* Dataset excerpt
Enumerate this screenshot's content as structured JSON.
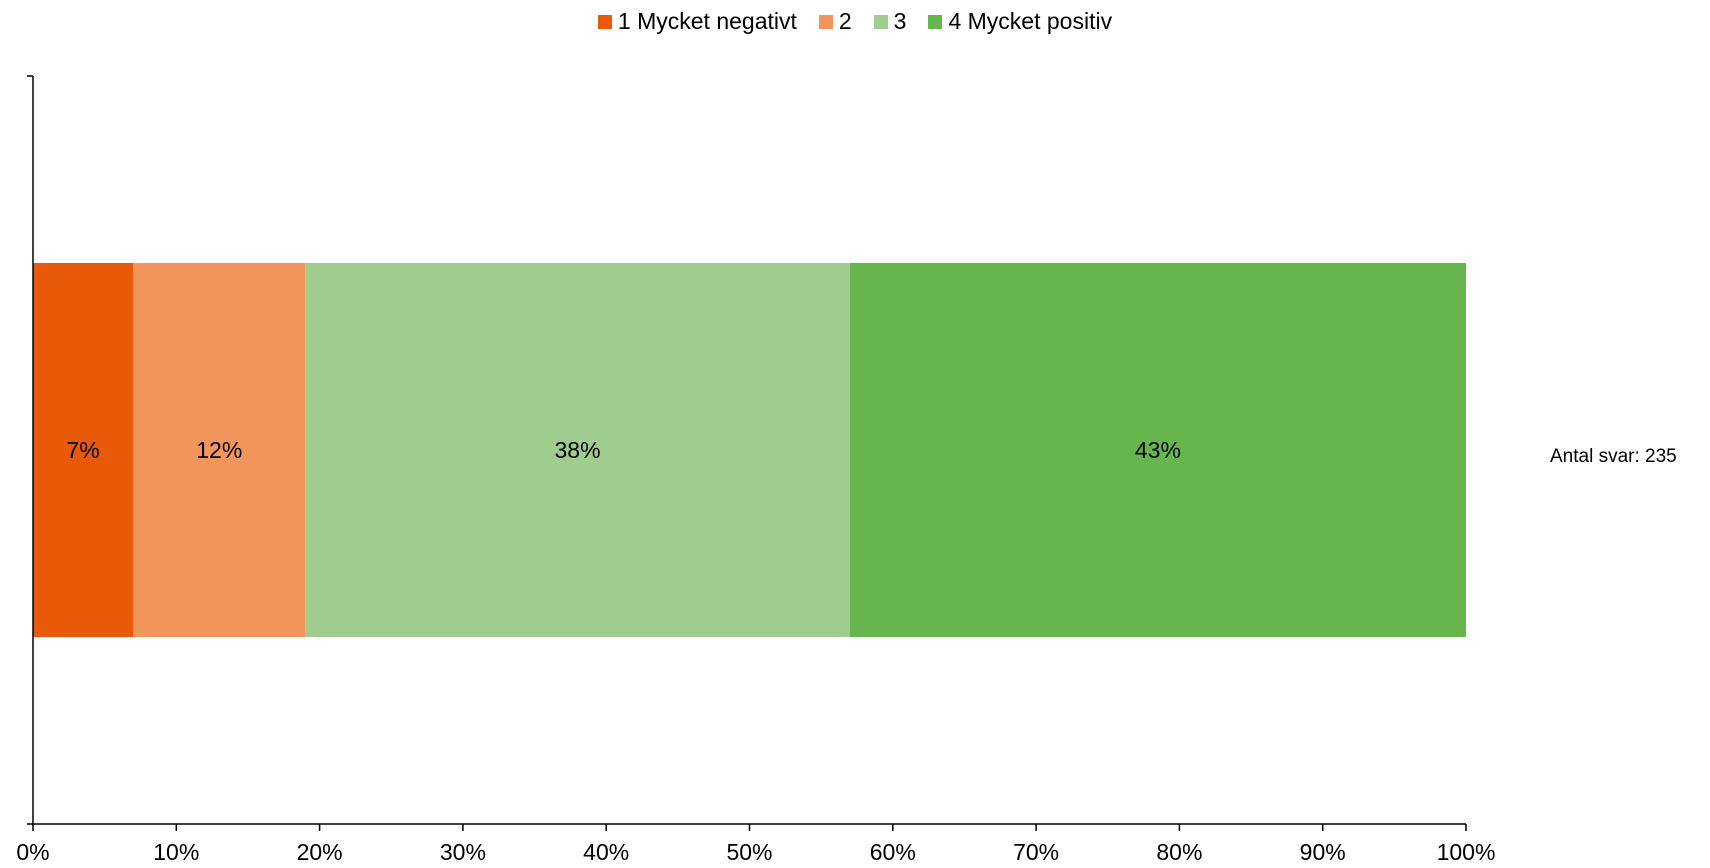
{
  "chart_data": {
    "type": "bar",
    "orientation": "horizontal",
    "stacked": true,
    "categories": [
      ""
    ],
    "series": [
      {
        "name": "1 Mycket negativt",
        "values": [
          7
        ],
        "label": "7%",
        "color": "#e85a0a"
      },
      {
        "name": "2",
        "values": [
          12
        ],
        "label": "12%",
        "color": "#f2965e"
      },
      {
        "name": "3",
        "values": [
          38
        ],
        "label": "38%",
        "color": "#9fcd8f"
      },
      {
        "name": "4 Mycket positiv",
        "values": [
          43
        ],
        "label": "43%",
        "color": "#67b54d"
      }
    ],
    "xlim": [
      0,
      100
    ],
    "x_ticks": [
      "0%",
      "10%",
      "20%",
      "30%",
      "40%",
      "50%",
      "60%",
      "70%",
      "80%",
      "90%",
      "100%"
    ],
    "legend_position": "top-center",
    "grid": false,
    "annotation": "Antal svar: 235"
  }
}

* WHAT TO WORK ON
From the entries above, return each line with the word "color" in it.

* COMPLETE RESPONSE
        "color": "#e85a0a"
        "color": "#f2965e"
        "color": "#9fcd8f"
        "color": "#67b54d"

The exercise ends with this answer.